TASK STATEMENT:
Retype all of the entries word for word.

(Some records)

[BEGIN]

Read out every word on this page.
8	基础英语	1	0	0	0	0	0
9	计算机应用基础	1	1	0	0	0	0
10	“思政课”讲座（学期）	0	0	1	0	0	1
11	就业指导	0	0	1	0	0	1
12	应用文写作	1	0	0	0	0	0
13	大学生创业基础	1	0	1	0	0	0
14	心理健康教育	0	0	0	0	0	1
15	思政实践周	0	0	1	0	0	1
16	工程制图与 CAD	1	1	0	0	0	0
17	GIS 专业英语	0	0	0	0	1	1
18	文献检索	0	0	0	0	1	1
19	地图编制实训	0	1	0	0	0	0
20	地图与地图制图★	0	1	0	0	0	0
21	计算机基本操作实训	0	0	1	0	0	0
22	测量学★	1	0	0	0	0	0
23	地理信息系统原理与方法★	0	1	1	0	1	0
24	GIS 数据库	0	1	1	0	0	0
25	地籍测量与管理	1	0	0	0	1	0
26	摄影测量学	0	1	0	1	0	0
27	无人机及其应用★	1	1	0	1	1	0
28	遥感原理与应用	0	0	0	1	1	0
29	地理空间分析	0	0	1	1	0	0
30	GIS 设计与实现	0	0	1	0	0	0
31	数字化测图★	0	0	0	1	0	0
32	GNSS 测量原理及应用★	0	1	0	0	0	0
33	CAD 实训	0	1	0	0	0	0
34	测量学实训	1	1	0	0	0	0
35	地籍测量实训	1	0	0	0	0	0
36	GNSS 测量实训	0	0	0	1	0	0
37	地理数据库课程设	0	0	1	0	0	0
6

[END]

ANSWER TO THE PROBLEM:
Read out every word on this page.
8	基础英语	1	0	0	0	0	0
9	计算机应用基础	1	1	0	0	0	0
10	“思政课”讲座（学期）	0	0	1	0	0	1
11	就业指导	0	0	1	0	0	1
12	应用文写作	1	0	0	0	0	0
13	大学生创业基础	1	0	1	0	0	0
14	心理健康教育	0	0	0	0	0	1
15	思政实践周	0	0	1	0	0	1
16	工程制图与 CAD	1	1	0	0	0	0
17	GIS 专业英语	0	0	0	0	1	1
18	文献检索	0	0	0	0	1	1
19	地图编制实训	0	1	0	0	0	0
20	地图与地图制图★	0	1	0	0	0	0
21	计算机基本操作实训	0	0	1	0	0	0
22	测量学★	1	0	0	0	0	0
23	地理信息系统原理与方法★	0	1	1	0	1	0
24	GIS 数据库	0	1	1	0	0	0
25	地籍测量与管理	1	0	0	0	1	0
26	摄影测量学	0	1	0	1	0	0
27	无人机及其应用★	1	1	0	1	1	0
28	遥感原理与应用	0	0	0	1	1	0
29	地理空间分析	0	0	1	1	0	0
30	GIS 设计与实现	0	0	1	0	0	0
31	数字化测图★	0	0	0	1	0	0
32	GNSS 测量原理及应用★	0	1	0	0	0	0
33	CAD 实训	0	1	0	0	0	0
34	测量学实训	1	1	0	0	0	0
35	地籍测量实训	1	0	0	0	0	0
36	GNSS 测量实训	0	0	0	1	0	0
37	地理数据库课程设	0	0	1	0	0	0
6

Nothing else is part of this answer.